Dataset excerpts
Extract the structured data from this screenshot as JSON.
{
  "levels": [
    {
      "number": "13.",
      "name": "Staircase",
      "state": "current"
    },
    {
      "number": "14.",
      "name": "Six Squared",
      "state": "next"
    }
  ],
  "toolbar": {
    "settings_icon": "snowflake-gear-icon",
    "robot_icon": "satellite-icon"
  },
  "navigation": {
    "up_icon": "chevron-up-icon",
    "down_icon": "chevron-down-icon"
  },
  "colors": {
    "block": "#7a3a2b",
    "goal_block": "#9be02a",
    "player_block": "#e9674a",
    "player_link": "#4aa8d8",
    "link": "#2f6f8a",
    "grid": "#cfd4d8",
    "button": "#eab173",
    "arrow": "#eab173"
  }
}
---
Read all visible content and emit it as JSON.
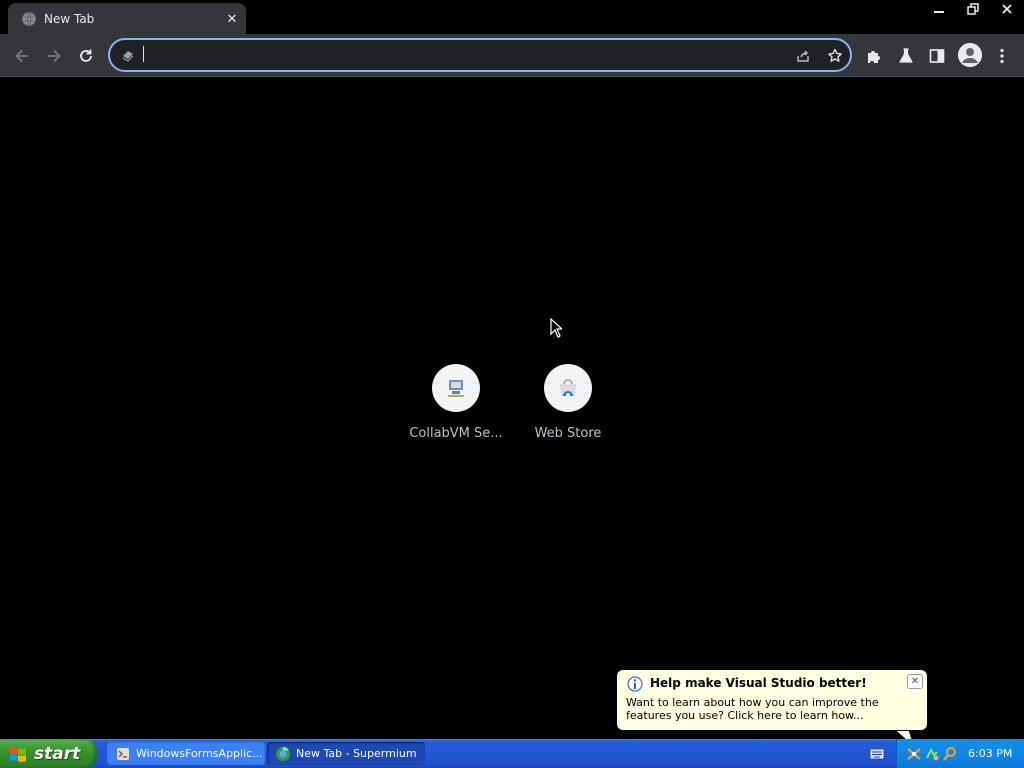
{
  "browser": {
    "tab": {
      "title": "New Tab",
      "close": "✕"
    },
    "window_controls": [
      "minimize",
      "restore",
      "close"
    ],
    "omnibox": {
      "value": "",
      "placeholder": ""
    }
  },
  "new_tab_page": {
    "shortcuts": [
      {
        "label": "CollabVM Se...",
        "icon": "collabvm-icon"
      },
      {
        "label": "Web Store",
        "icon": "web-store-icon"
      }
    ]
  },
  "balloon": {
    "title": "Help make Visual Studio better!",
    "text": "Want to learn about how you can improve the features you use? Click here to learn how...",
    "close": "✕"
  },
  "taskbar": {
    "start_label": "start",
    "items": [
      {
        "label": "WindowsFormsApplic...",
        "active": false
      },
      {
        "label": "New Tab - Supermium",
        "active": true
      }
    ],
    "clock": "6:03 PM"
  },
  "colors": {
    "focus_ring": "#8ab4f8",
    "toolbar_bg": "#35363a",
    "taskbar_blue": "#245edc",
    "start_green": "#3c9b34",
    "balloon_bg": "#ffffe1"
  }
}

**WHAT THIS TASK INVOLVES:**
Find the string "icon" in the listing and return every line that holds it.

**RESULT OF THIS TASK:**
    "settings_icon": "snowflake-gear-icon",
    "robot_icon": "satellite-icon"
    "up_icon": "chevron-up-icon",
    "down_icon": "chevron-down-icon"
        "icon": "collabvm-icon"
        "icon": "web-store-icon"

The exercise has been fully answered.